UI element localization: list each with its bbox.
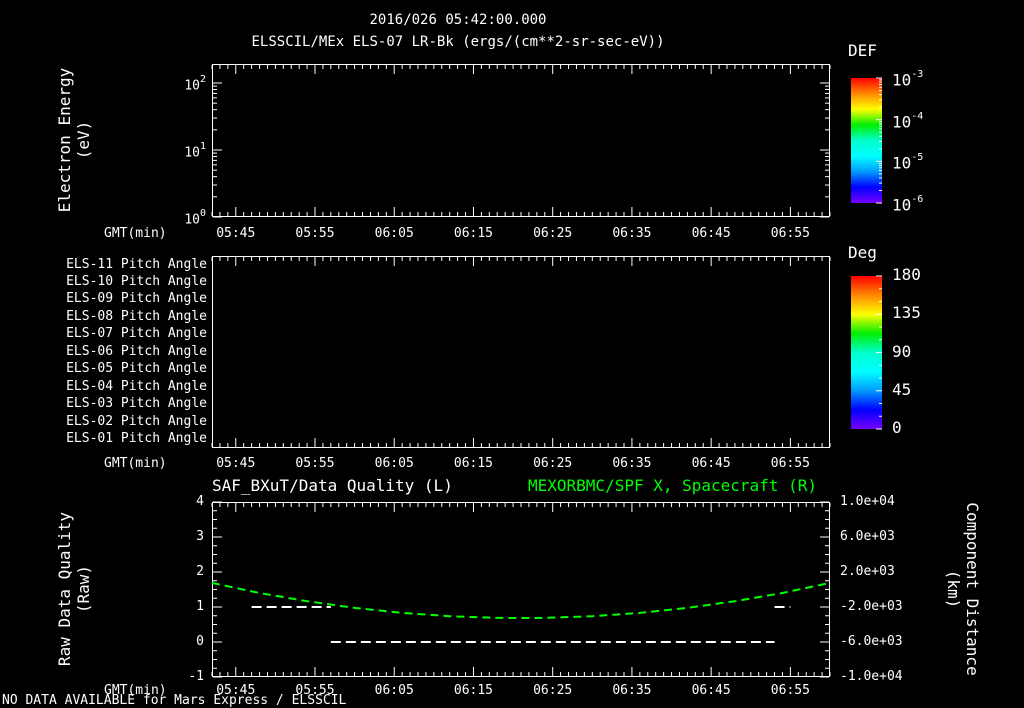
x-tick-label: 05:55 — [295, 226, 335, 241]
deg-colorbar-tick-label: 45 — [892, 379, 912, 399]
quality-distance-panel — [212, 502, 830, 677]
x-tick-label: 05:45 — [216, 683, 256, 698]
p3-left-tick-label: 3 — [196, 529, 204, 544]
x-tick-label: 05:55 — [295, 456, 335, 471]
p1-y-tick-label: 101 — [168, 141, 206, 160]
p3-right-tick-label: -2.0e+03 — [840, 599, 903, 614]
no-data-message: NO DATA AVAILABLE for Mars Express / ELS… — [2, 693, 347, 708]
pitch-angle-row-label: ELS-01 Pitch Angle — [66, 431, 207, 446]
x-tick-label: 06:35 — [612, 456, 652, 471]
def-colorbar-tick-label: 10-6 — [892, 193, 923, 214]
x-tick-label: 06:35 — [612, 683, 652, 698]
x-tick-label: 06:55 — [770, 456, 810, 471]
def-colorbar-tick-label: 10-3 — [892, 68, 923, 89]
p3-right-series-title: MEXORBMC/SPF X, Spacecraft (R) — [528, 476, 817, 495]
deg-colorbar-tick-label: 90 — [892, 341, 912, 361]
pitch-angle-panel — [212, 256, 830, 448]
pitch-angle-row-label: ELS-09 Pitch Angle — [66, 291, 207, 307]
p1-y-tick-label: 100 — [168, 208, 206, 227]
p3-right-tick-label: 1.0e+04 — [840, 494, 895, 509]
p1-y-tick-label-exp: 1 — [199, 141, 206, 152]
spacecraft-distance-curve — [211, 581, 831, 620]
x-tick-label: 06:05 — [374, 226, 414, 241]
p2-x-axis-name: GMT(min) — [104, 456, 167, 471]
p1-y-tick-label-base: 10 — [184, 212, 200, 228]
def-colorbar-tick-label-base: 10 — [892, 195, 912, 215]
x-tick-label: 05:55 — [295, 683, 335, 698]
p3-left-tick-label: 0 — [196, 634, 204, 649]
x-tick-label: 06:25 — [533, 456, 573, 471]
pitch-angle-row-label: ELS-02 Pitch Angle — [66, 413, 207, 429]
x-tick-label: 06:45 — [691, 456, 731, 471]
pitch-angle-row-label: ELS-06 Pitch Angle — [66, 343, 207, 359]
def-colorbar-tick-label-base: 10 — [892, 112, 912, 132]
deg-colorbar-tick-label: 0 — [892, 418, 902, 437]
def-colorbar-tick-label-base: 10 — [892, 153, 912, 173]
x-tick-label: 06:15 — [453, 683, 494, 698]
p3-right-tick-label: -6.0e+03 — [840, 634, 903, 649]
p1-x-axis-name: GMT(min) — [104, 226, 167, 241]
deg-colorbar-title: Deg — [848, 243, 877, 262]
pitch-angle-row-label: ELS-05 Pitch Angle — [66, 361, 207, 377]
def-colorbar-tick-label: 10-4 — [892, 110, 923, 131]
pitch-angle-row-label: ELS-03 Pitch Angle — [66, 396, 207, 412]
deg-colorbar-tick-label: 135 — [892, 303, 921, 323]
x-tick-label: 06:25 — [533, 683, 573, 698]
p3-left-tick-label: -1 — [188, 669, 204, 684]
pitch-angle-row-label: ELS-10 Pitch Angle — [66, 273, 207, 289]
p3-left-series-title: SAF_BXuT/Data Quality (L) — [212, 476, 453, 495]
x-tick-label: 06:45 — [691, 226, 731, 241]
p3-x-axis-name: GMT(min) — [104, 683, 167, 698]
def-colorbar — [851, 78, 882, 203]
x-tick-label: 06:25 — [533, 226, 573, 241]
p3-left-tick-label: 1 — [196, 599, 204, 614]
def-colorbar-tick-label-exp: -3 — [911, 69, 924, 80]
p1-y-tick-label-base: 10 — [184, 78, 200, 94]
def-colorbar-title: DEF — [848, 41, 877, 60]
x-tick-label: 06:15 — [453, 226, 494, 241]
p3-right-tick-label: -1.0e+04 — [840, 669, 903, 684]
p1-y-tick-label-exp: 0 — [199, 208, 206, 219]
def-colorbar-tick-label-exp: -4 — [911, 110, 924, 122]
p3-right-tick-label: 2.0e+03 — [840, 564, 895, 579]
x-tick-label: 05:45 — [216, 456, 256, 471]
def-colorbar-tick-label-exp: -5 — [911, 152, 924, 164]
pitch-angle-row-label: ELS-08 Pitch Angle — [66, 308, 207, 324]
p3-left-tick-label: 4 — [196, 494, 204, 509]
plot-title: ELSSCIL/MEx ELS-07 LR-Bk (ergs/(cm**2-sr… — [251, 34, 665, 50]
p1-y-tick-label-exp: 2 — [199, 74, 206, 85]
x-tick-label: 06:05 — [374, 456, 414, 471]
p1-y-tick-label: 102 — [168, 74, 206, 93]
p3-left-tick-label: 2 — [196, 564, 204, 579]
def-colorbar-tick-label-exp: -6 — [911, 194, 924, 205]
energy-spectrogram-panel — [212, 64, 830, 217]
pitch-angle-row-label: ELS-07 Pitch Angle — [66, 326, 207, 342]
x-tick-label: 06:15 — [453, 456, 494, 471]
x-tick-label: 06:55 — [770, 226, 810, 241]
x-tick-label: 06:35 — [612, 226, 652, 241]
timestamp-title: 2016/026 05:42:00.000 — [369, 12, 547, 28]
x-tick-label: 06:05 — [374, 683, 414, 698]
pitch-angle-row-label: ELS-04 Pitch Angle — [66, 378, 207, 394]
def-colorbar-tick-label-base: 10 — [892, 70, 912, 90]
deg-colorbar-tick-label: 180 — [892, 265, 921, 284]
x-tick-label: 06:55 — [770, 683, 810, 698]
def-colorbar-tick-label: 10-5 — [892, 151, 923, 172]
x-tick-label: 05:45 — [216, 226, 256, 241]
pitch-angle-row-label: ELS-11 Pitch Angle — [66, 256, 207, 272]
p3-right-tick-label: 6.0e+03 — [840, 529, 895, 544]
x-tick-label: 06:45 — [691, 683, 731, 698]
p1-y-tick-label-base: 10 — [184, 145, 200, 161]
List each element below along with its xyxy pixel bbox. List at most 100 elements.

_ _ _

Write out again, unchanged, every row from the one containing "x-tick-label: 05:55 — [295, 226, 335, 241]" down to the one containing "p3-right-tick-label: -2.0e+03 —", including both of those rows.

REPLY:
x-tick-label: 05:55 — [295, 226, 335, 241]
deg-colorbar-tick-label: 45 — [892, 379, 912, 399]
quality-distance-panel — [212, 502, 830, 677]
x-tick-label: 05:45 — [216, 683, 256, 698]
p3-left-tick-label: 3 — [196, 529, 204, 544]
x-tick-label: 05:55 — [295, 456, 335, 471]
p1-y-tick-label: 101 — [168, 141, 206, 160]
p3-right-tick-label: -2.0e+03 — [840, 599, 903, 614]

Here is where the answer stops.